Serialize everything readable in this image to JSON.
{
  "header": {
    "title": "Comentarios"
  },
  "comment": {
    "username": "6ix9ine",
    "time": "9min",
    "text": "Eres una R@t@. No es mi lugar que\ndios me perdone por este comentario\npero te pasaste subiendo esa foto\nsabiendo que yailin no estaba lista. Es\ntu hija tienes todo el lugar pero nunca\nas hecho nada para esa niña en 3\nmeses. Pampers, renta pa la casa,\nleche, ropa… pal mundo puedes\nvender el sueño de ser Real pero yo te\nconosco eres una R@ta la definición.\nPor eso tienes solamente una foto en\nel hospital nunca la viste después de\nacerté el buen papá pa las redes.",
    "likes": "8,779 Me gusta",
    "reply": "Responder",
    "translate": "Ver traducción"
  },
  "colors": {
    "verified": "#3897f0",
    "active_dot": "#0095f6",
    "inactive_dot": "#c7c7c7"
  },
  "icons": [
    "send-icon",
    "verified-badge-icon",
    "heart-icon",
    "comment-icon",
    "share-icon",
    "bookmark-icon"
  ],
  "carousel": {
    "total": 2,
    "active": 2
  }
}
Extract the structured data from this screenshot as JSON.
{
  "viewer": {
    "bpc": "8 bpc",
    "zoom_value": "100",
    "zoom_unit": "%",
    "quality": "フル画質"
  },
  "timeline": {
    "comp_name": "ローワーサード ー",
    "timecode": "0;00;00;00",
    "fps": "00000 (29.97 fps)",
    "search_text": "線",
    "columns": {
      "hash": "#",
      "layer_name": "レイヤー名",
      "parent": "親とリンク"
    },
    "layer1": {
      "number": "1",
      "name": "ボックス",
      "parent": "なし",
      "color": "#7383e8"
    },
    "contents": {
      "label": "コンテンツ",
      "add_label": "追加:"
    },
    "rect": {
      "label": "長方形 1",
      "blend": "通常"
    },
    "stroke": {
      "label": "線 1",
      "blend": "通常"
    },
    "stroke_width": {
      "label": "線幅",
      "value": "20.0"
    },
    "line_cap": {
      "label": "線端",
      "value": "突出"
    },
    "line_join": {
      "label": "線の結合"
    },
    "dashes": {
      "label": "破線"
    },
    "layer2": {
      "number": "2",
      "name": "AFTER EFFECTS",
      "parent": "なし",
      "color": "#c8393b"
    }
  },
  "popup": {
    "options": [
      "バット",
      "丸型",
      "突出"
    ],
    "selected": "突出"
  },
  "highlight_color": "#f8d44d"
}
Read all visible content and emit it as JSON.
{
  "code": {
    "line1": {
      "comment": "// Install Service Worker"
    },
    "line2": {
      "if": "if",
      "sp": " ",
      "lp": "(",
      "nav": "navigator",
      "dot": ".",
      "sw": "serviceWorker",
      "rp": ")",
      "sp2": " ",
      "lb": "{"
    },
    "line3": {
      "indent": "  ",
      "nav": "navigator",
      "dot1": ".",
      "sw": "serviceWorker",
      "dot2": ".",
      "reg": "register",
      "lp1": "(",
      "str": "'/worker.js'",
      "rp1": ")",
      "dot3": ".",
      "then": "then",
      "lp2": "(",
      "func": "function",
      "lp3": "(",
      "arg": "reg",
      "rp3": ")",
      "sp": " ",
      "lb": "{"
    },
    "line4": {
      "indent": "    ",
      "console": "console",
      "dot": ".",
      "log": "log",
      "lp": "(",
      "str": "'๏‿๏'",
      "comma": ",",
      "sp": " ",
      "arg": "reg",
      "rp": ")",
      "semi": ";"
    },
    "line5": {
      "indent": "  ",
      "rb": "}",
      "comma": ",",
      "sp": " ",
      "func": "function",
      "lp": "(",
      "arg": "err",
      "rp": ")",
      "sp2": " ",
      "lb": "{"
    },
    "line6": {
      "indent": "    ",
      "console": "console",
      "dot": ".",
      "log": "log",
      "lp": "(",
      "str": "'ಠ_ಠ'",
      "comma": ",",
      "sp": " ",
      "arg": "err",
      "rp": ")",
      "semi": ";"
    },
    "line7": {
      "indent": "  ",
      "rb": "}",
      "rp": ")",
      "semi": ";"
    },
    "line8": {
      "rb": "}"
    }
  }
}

Given exercise - Output all of the material, please, exactly as it stands.

Response -
Serialize everything readable in this image to JSON.
{
  "header": {
    "title": "Comentarios"
  },
  "comment": {
    "username": "6ix9ine",
    "time": "9min",
    "text": "Eres una R@t@. No es mi lugar que\ndios me perdone por este comentario\npero te pasaste subiendo esa foto\nsabiendo que yailin no estaba lista. Es\ntu hija tienes todo el lugar pero nunca\nas hecho nada para esa niña en 3\nmeses. Pampers, renta pa la casa,\nleche, ropa… pal mundo puedes\nvender el sueño de ser Real pero yo te\nconosco eres una R@ta la definición.\nPor eso tienes solamente una foto en\nel hospital nunca la viste después de\nacerté el buen papá pa las redes.",
    "likes": "8,779 Me gusta",
    "reply": "Responder",
    "translate": "Ver traducción"
  },
  "colors": {
    "verified": "#3897f0",
    "active_dot": "#0095f6",
    "inactive_dot": "#c7c7c7"
  },
  "icons": [
    "send-icon",
    "verified-badge-icon",
    "heart-icon",
    "comment-icon",
    "share-icon",
    "bookmark-icon"
  ],
  "carousel": {
    "total": 2,
    "active": 2
  }
}
Extract the structured data from this screenshot as JSON.
{
  "viewer": {
    "bpc": "8 bpc",
    "zoom_value": "100",
    "zoom_unit": "%",
    "quality": "フル画質"
  },
  "timeline": {
    "comp_name": "ローワーサード ー",
    "timecode": "0;00;00;00",
    "fps": "00000 (29.97 fps)",
    "search_text": "線",
    "columns": {
      "hash": "#",
      "layer_name": "レイヤー名",
      "parent": "親とリンク"
    },
    "layer1": {
      "number": "1",
      "name": "ボックス",
      "parent": "なし",
      "color": "#7383e8"
    },
    "contents": {
      "label": "コンテンツ",
      "add_label": "追加:"
    },
    "rect": {
      "label": "長方形 1",
      "blend": "通常"
    },
    "stroke": {
      "label": "線 1",
      "blend": "通常"
    },
    "stroke_width": {
      "label": "線幅",
      "value": "20.0"
    },
    "line_cap": {
      "label": "線端",
      "value": "突出"
    },
    "line_join": {
      "label": "線の結合"
    },
    "dashes": {
      "label": "破線"
    },
    "layer2": {
      "number": "2",
      "name": "AFTER EFFECTS",
      "parent": "なし",
      "color": "#c8393b"
    }
  },
  "popup": {
    "options": [
      "バット",
      "丸型",
      "突出"
    ],
    "selected": "突出"
  },
  "highlight_color": "#f8d44d"
}
Read all visible content and emit it as JSON.
{
  "code": {
    "line1": {
      "comment": "// Install Service Worker"
    },
    "line2": {
      "if": "if",
      "sp": " ",
      "lp": "(",
      "nav": "navigator",
      "dot": ".",
      "sw": "serviceWorker",
      "rp": ")",
      "sp2": " ",
      "lb": "{"
    },
    "line3": {
      "indent": "  ",
      "nav": "navigator",
      "dot1": ".",
      "sw": "serviceWorker",
      "dot2": ".",
      "reg": "register",
      "lp1": "(",
      "str": "'/worker.js'",
      "rp1": ")",
      "dot3": ".",
      "then": "then",
      "lp2": "(",
      "func": "function",
      "lp3": "(",
      "arg": "reg",
      "rp3": ")",
      "sp": " ",
      "lb": "{"
    },
    "line4": {
      "indent": "    ",
      "console": "console",
      "dot": ".",
      "log": "log",
      "lp": "(",
      "str": "'๏‿๏'",
      "comma": ",",
      "sp": " ",
      "arg": "reg",
      "rp": ")",
      "semi": ";"
    },
    "line5": {
      "indent": "  ",
      "rb": "}",
      "comma": ",",
      "sp": " ",
      "func": "function",
      "lp": "(",
      "arg": "err",
      "rp": ")",
      "sp2": " ",
      "lb": "{"
    },
    "line6": {
      "indent": "    ",
      "console": "console",
      "dot": ".",
      "log": "log",
      "lp": "(",
      "str": "'ಠ_ಠ'",
      "comma": ",",
      "sp": " ",
      "arg": "err",
      "rp": ")",
      "semi": ";"
    },
    "line7": {
      "indent": "  ",
      "rb": "}",
      "rp": ")",
      "semi": ";"
    },
    "line8": {
      "rb": "}"
    }
  }
}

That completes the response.